Exercise instructions:
Render every line of the listing below as a JSON list of strings, one string per line. Skip blank lines and leave out the pictures.

══ Data lines ══

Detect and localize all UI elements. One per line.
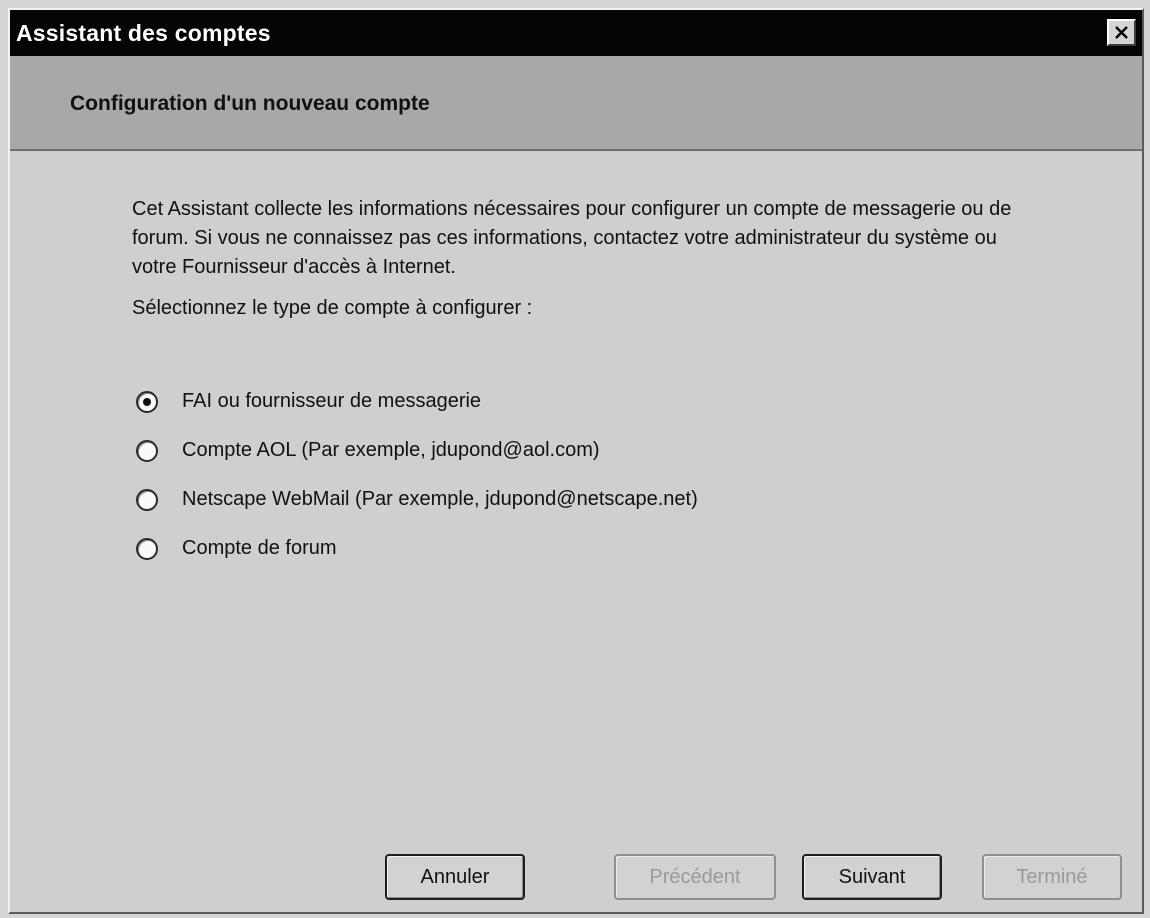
option-netscape-webmail[interactable]: Netscape WebMail (Par exemple, jdupond@n… <box>136 475 1036 524</box>
option-label: FAI ou fournisseur de messagerie <box>182 390 482 412</box>
option-newsgroup-account[interactable]: Compte de forum <box>136 524 1036 573</box>
page-title: Configuration d'un nouveau compte <box>70 92 430 115</box>
account-wizard-dialog: Assistant des comptes Configuration d'un… <box>8 8 1144 914</box>
option-label: Compte AOL (Par exemple, jdupond@aol.com… <box>182 439 600 461</box>
close-icon <box>1115 26 1128 39</box>
account-type-options: FAI ou fournisseur de messagerie Compte … <box>136 377 1036 573</box>
wizard-content: Cet Assistant collecte les informations … <box>10 151 1142 912</box>
previous-button[interactable]: Précédent <box>614 854 776 900</box>
option-label: Compte de forum <box>182 537 337 559</box>
radio-button-selected[interactable] <box>136 390 158 413</box>
next-button[interactable]: Suivant <box>802 854 942 900</box>
option-aol-account[interactable]: Compte AOL (Par exemple, jdupond@aol.com… <box>136 426 1036 475</box>
cancel-button[interactable]: Annuler <box>385 854 525 900</box>
option-isp-email[interactable]: FAI ou fournisseur de messagerie <box>136 377 1036 426</box>
title-bar[interactable]: Assistant des comptes <box>10 10 1142 56</box>
finish-button[interactable]: Terminé <box>982 854 1122 900</box>
option-label: Netscape WebMail (Par exemple, jdupond@n… <box>182 488 698 510</box>
wizard-header: Configuration d'un nouveau compte <box>10 56 1142 151</box>
radio-button[interactable] <box>136 439 158 462</box>
radio-button[interactable] <box>136 537 158 560</box>
window-title: Assistant des comptes <box>16 20 271 46</box>
intro-text: Cet Assistant collecte les informations … <box>132 198 1012 278</box>
account-type-prompt: Sélectionnez le type de compte à configu… <box>132 297 533 319</box>
close-button[interactable] <box>1107 19 1136 46</box>
radio-button[interactable] <box>136 488 158 511</box>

═══

Written solution:
[
  "Detect and localize all UI elements. One per line.",
  "option-netscape-webmail[interactable]: Netscape WebMail (Par exemple, jdupond@n… <box>136 475 1036 524</box>",
  "option-label: FAI ou fournisseur de messagerie <box>182 390 482 412</box>",
  "option-newsgroup-account[interactable]: Compte de forum <box>136 524 1036 573</box>",
  "page-title: Configuration d'un nouveau compte <box>70 92 430 115</box>",
  "account-wizard-dialog: Assistant des comptes Configuration d'un… <box>8 8 1144 914</box>",
  "option-label: Compte AOL (Par exemple, jdupond@aol.com… <box>182 439 600 461</box>",
  "close-icon <box>1115 26 1128 39</box>",
  "account-type-options: FAI ou fournisseur de messagerie Compte … <box>136 377 1036 573</box>",
  "wizard-content: Cet Assistant collecte les informations … <box>10 151 1142 912</box>",
  "previous-button[interactable]: Précédent <box>614 854 776 900</box>",
  "option-label: Compte de forum <box>182 537 337 559</box>",
  "radio-button-selected[interactable] <box>136 390 158 413</box>",
  "next-button[interactable]: Suivant <box>802 854 942 900</box>",
  "option-aol-account[interactable]: Compte AOL (Par exemple, jdupond@aol.com… <box>136 426 1036 475</box>",
  "cancel-button[interactable]: Annuler <box>385 854 525 900</box>",
  "option-isp-email[interactable]: FAI ou fournisseur de messagerie <box>136 377 1036 426</box>",
  "title-bar[interactable]: Assistant des comptes <box>10 10 1142 56</box>",
  "finish-button[interactable]: Terminé <box>982 854 1122 900</box>",
  "option-label: Netscape WebMail (Par exemple, jdupond@n… <box>182 488 698 510</box>",
  "wizard-header: Configuration d'un nouveau compte <box>10 56 1142 151</box>",
  "radio-button[interactable] <box>136 439 158 462</box>",
  "radio-button[interactable] <box>136 537 158 560</box>",
  "window-title: Assistant des comptes <box>16 20 271 46</box>",
  "intro-text: Cet Assistant collecte les informations … <box>132 198 1012 278</box>",
  "account-type-prompt: Sélectionnez le type de compte à configu… <box>132 297 533 319</box>",
  "close-button[interactable] <box>1107 19 1136 46</box>",
  "radio-button[interactable] <box>136 488 158 511</box>"
]